Print every entry, word for word, and skip the images.

━━ Records to process

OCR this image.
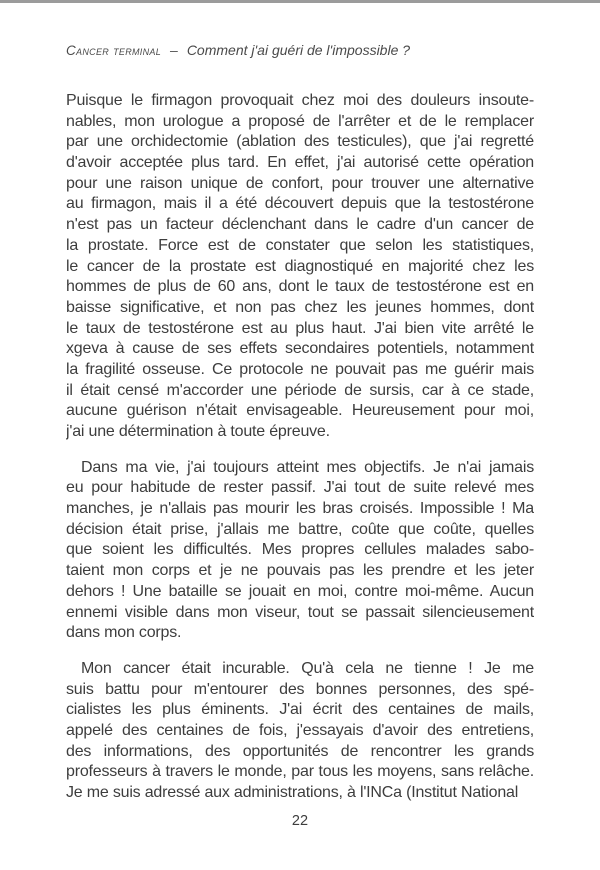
Cancer terminal – Comment j'ai guéri de l'impossible ?
Puisque le firmagon provoquait chez moi des douleurs insoute-
nables, mon urologue a proposé de l'arrêter et de le remplacer
par une orchidectomie (ablation des testicules), que j'ai regretté
d'avoir acceptée plus tard. En effet, j'ai autorisé cette opération
pour une raison unique de confort, pour trouver une alternative
au firmagon, mais il a été découvert depuis que la testostérone
n'est pas un facteur déclenchant dans le cadre d'un cancer de
la prostate. Force est de constater que selon les statistiques,
le cancer de la prostate est diagnostiqué en majorité chez les
hommes de plus de 60 ans, dont le taux de testostérone est en
baisse significative, et non pas chez les jeunes hommes, dont
le taux de testostérone est au plus haut. J'ai bien vite arrêté le
xgeva à cause de ses effets secondaires potentiels, notamment
la fragilité osseuse. Ce protocole ne pouvait pas me guérir mais
il était censé m'accorder une période de sursis, car à ce stade,
aucune guérison n'était envisageable. Heureusement pour moi,
j'ai une détermination à toute épreuve.
Dans ma vie, j'ai toujours atteint mes objectifs. Je n'ai jamais
eu pour habitude de rester passif. J'ai tout de suite relevé mes
manches, je n'allais pas mourir les bras croisés. Impossible ! Ma
décision était prise, j'allais me battre, coûte que coûte, quelles
que soient les difficultés. Mes propres cellules malades sabo-
taient mon corps et je ne pouvais pas les prendre et les jeter
dehors ! Une bataille se jouait en moi, contre moi-même. Aucun
ennemi visible dans mon viseur, tout se passait silencieusement
dans mon corps.
Mon cancer était incurable. Qu'à cela ne tienne ! Je me
suis battu pour m'entourer des bonnes personnes, des spé-
cialistes les plus éminents. J'ai écrit des centaines de mails,
appelé des centaines de fois, j'essayais d'avoir des entretiens,
des informations, des opportunités de rencontrer les grands
professeurs à travers le monde, par tous les moyens, sans relâche.
Je me suis adressé aux administrations, à l'INCa (Institut National
22
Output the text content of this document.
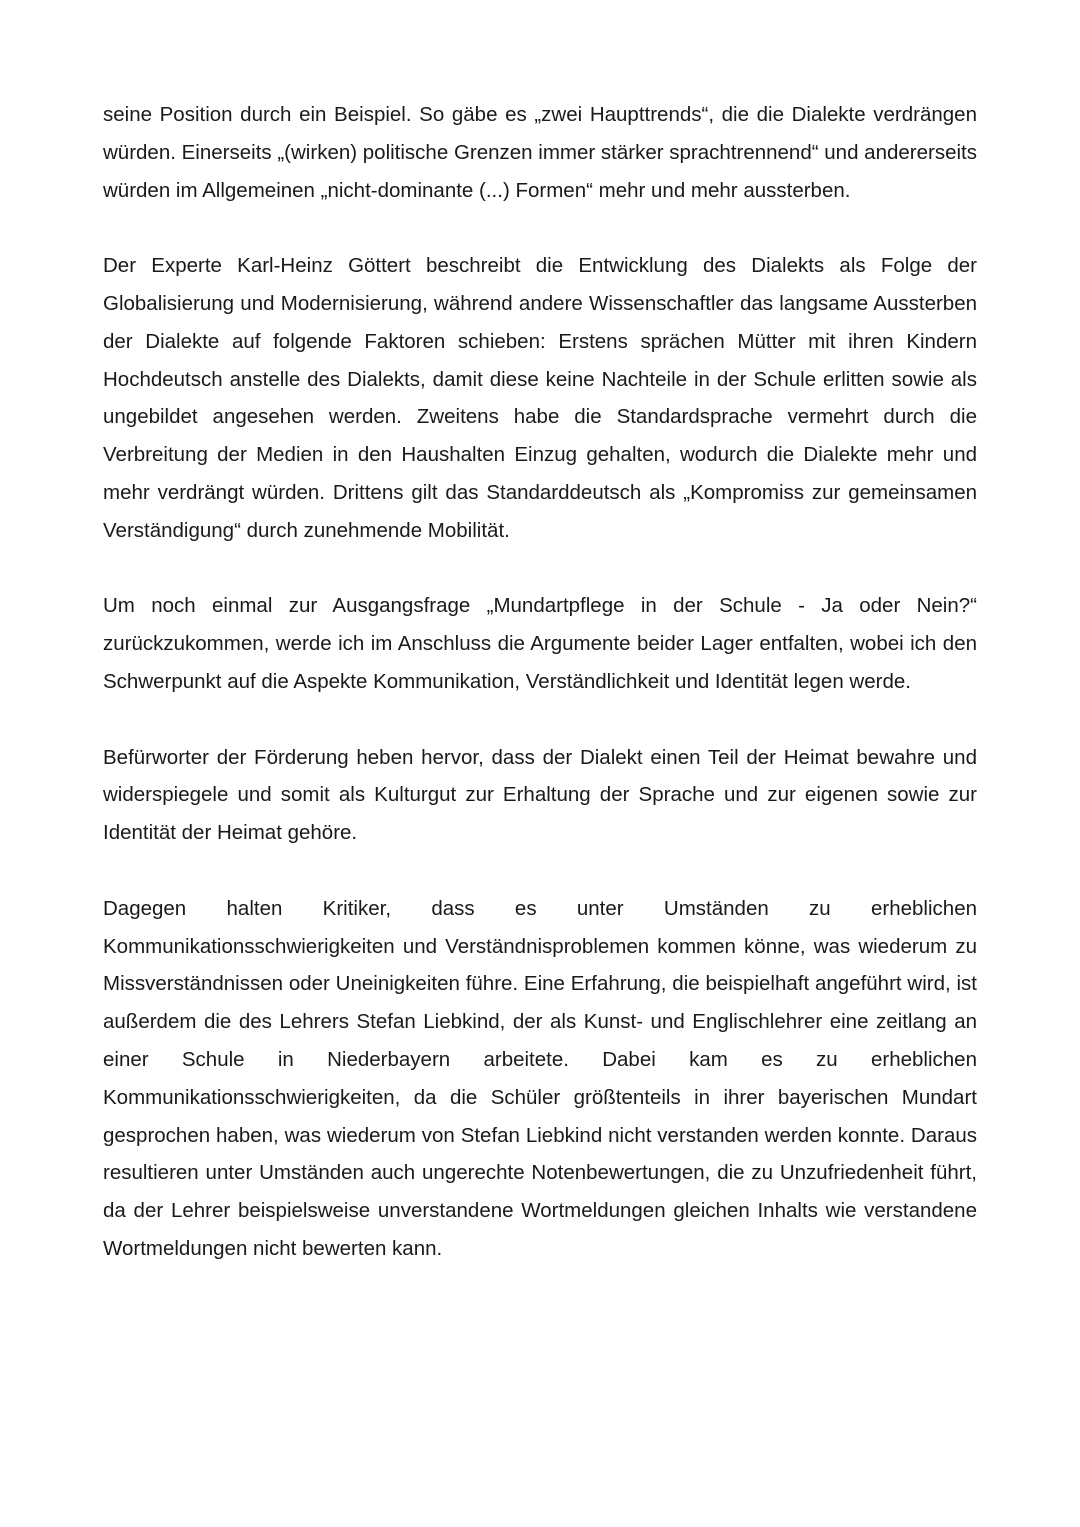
seine Position durch ein Beispiel. So gäbe es „zwei Haupttrends“, die die Dialekte verdrängen würden. Einerseits „(wirken) politische Grenzen immer stärker sprachtrennend“ und andererseits würden im Allgemeinen „nicht-dominante (...) Formen“ mehr und mehr aussterben.

Der Experte Karl-Heinz Göttert beschreibt die Entwicklung des Dialekts als Folge der Globalisierung und Modernisierung, während andere Wissenschaftler das langsame Aussterben der Dialekte auf folgende Faktoren schieben: Erstens sprächen Mütter mit ihren Kindern Hochdeutsch anstelle des Dialekts, damit diese keine Nachteile in der Schule erlitten sowie als ungebildet angesehen werden. Zweitens habe die Standardsprache vermehrt durch die Verbreitung der Medien in den Haushalten Einzug gehalten, wodurch die Dialekte mehr und mehr verdrängt würden. Drittens gilt das Standarddeutsch als „Kompromiss zur gemeinsamen Verständigung“ durch zunehmende Mobilität.

Um noch einmal zur Ausgangsfrage „Mundartpflege in der Schule - Ja oder Nein?“ zurückzukommen, werde ich im Anschluss die Argumente beider Lager entfalten, wobei ich den Schwerpunkt auf die Aspekte Kommunikation, Verständlichkeit und Identität legen werde.

Befürworter der Förderung heben hervor, dass der Dialekt einen Teil der Heimat bewahre und widerspiegele und somit als Kulturgut zur Erhaltung der Sprache und zur eigenen sowie zur Identität der Heimat gehöre.

Dagegen halten Kritiker, dass es unter Umständen zu erheblichen Kommunikationsschwierigkeiten und Verständnisproblemen kommen könne, was wiederum zu Missverständnissen oder Uneinigkeiten führe. Eine Erfahrung, die beispielhaft angeführt wird, ist außerdem die des Lehrers Stefan Liebkind, der als Kunst- und Englischlehrer eine zeitlang an einer Schule in Niederbayern arbeitete. Dabei kam es zu erheblichen Kommunikationsschwierigkeiten, da die Schüler größtenteils in ihrer bayerischen Mundart gesprochen haben, was wiederum von Stefan Liebkind nicht verstanden werden konnte. Daraus resultieren unter Umständen auch ungerechte Notenbewertungen, die zu Unzufriedenheit führt, da der Lehrer beispielsweise unverstandene Wortmeldungen gleichen Inhalts wie verstandene Wortmeldungen nicht bewerten kann.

━━━━

■ Exercise solution
OCR this image.
Cancer terminal – Comment j'ai guéri de l'impossible ?
Puisque le firmagon provoquait chez moi des douleurs insoute-
nables, mon urologue a proposé de l'arrêter et de le remplacer
par une orchidectomie (ablation des testicules), que j'ai regretté
d'avoir acceptée plus tard. En effet, j'ai autorisé cette opération
pour une raison unique de confort, pour trouver une alternative
au firmagon, mais il a été découvert depuis que la testostérone
n'est pas un facteur déclenchant dans le cadre d'un cancer de
la prostate. Force est de constater que selon les statistiques,
le cancer de la prostate est diagnostiqué en majorité chez les
hommes de plus de 60 ans, dont le taux de testostérone est en
baisse significative, et non pas chez les jeunes hommes, dont
le taux de testostérone est au plus haut. J'ai bien vite arrêté le
xgeva à cause de ses effets secondaires potentiels, notamment
la fragilité osseuse. Ce protocole ne pouvait pas me guérir mais
il était censé m'accorder une période de sursis, car à ce stade,
aucune guérison n'était envisageable. Heureusement pour moi,
j'ai une détermination à toute épreuve.
Dans ma vie, j'ai toujours atteint mes objectifs. Je n'ai jamais
eu pour habitude de rester passif. J'ai tout de suite relevé mes
manches, je n'allais pas mourir les bras croisés. Impossible ! Ma
décision était prise, j'allais me battre, coûte que coûte, quelles
que soient les difficultés. Mes propres cellules malades sabo-
taient mon corps et je ne pouvais pas les prendre et les jeter
dehors ! Une bataille se jouait en moi, contre moi-même. Aucun
ennemi visible dans mon viseur, tout se passait silencieusement
dans mon corps.
Mon cancer était incurable. Qu'à cela ne tienne ! Je me
suis battu pour m'entourer des bonnes personnes, des spé-
cialistes les plus éminents. J'ai écrit des centaines de mails,
appelé des centaines de fois, j'essayais d'avoir des entretiens,
des informations, des opportunités de rencontrer les grands
professeurs à travers le monde, par tous les moyens, sans relâche.
Je me suis adressé aux administrations, à l'INCa (Institut National
22
Output the text content of this document.
seine Position durch ein Beispiel. So gäbe es „zwei Haupttrends“, die die Dialekte verdrängen würden. Einerseits „(wirken) politische Grenzen immer stärker sprachtrennend“ und andererseits würden im Allgemeinen „nicht-dominante (...) Formen“ mehr und mehr aussterben.

Der Experte Karl-Heinz Göttert beschreibt die Entwicklung des Dialekts als Folge der Globalisierung und Modernisierung, während andere Wissenschaftler das langsame Aussterben der Dialekte auf folgende Faktoren schieben: Erstens sprächen Mütter mit ihren Kindern Hochdeutsch anstelle des Dialekts, damit diese keine Nachteile in der Schule erlitten sowie als ungebildet angesehen werden. Zweitens habe die Standardsprache vermehrt durch die Verbreitung der Medien in den Haushalten Einzug gehalten, wodurch die Dialekte mehr und mehr verdrängt würden. Drittens gilt das Standarddeutsch als „Kompromiss zur gemeinsamen Verständigung“ durch zunehmende Mobilität.

Um noch einmal zur Ausgangsfrage „Mundartpflege in der Schule - Ja oder Nein?“ zurückzukommen, werde ich im Anschluss die Argumente beider Lager entfalten, wobei ich den Schwerpunkt auf die Aspekte Kommunikation, Verständlichkeit und Identität legen werde.

Befürworter der Förderung heben hervor, dass der Dialekt einen Teil der Heimat bewahre und widerspiegele und somit als Kulturgut zur Erhaltung der Sprache und zur eigenen sowie zur Identität der Heimat gehöre.

Dagegen halten Kritiker, dass es unter Umständen zu erheblichen Kommunikationsschwierigkeiten und Verständnisproblemen kommen könne, was wiederum zu Missverständnissen oder Uneinigkeiten führe. Eine Erfahrung, die beispielhaft angeführt wird, ist außerdem die des Lehrers Stefan Liebkind, der als Kunst- und Englischlehrer eine zeitlang an einer Schule in Niederbayern arbeitete. Dabei kam es zu erheblichen Kommunikationsschwierigkeiten, da die Schüler größtenteils in ihrer bayerischen Mundart gesprochen haben, was wiederum von Stefan Liebkind nicht verstanden werden konnte. Daraus resultieren unter Umständen auch ungerechte Notenbewertungen, die zu Unzufriedenheit führt, da der Lehrer beispielsweise unverstandene Wortmeldungen gleichen Inhalts wie verstandene Wortmeldungen nicht bewerten kann.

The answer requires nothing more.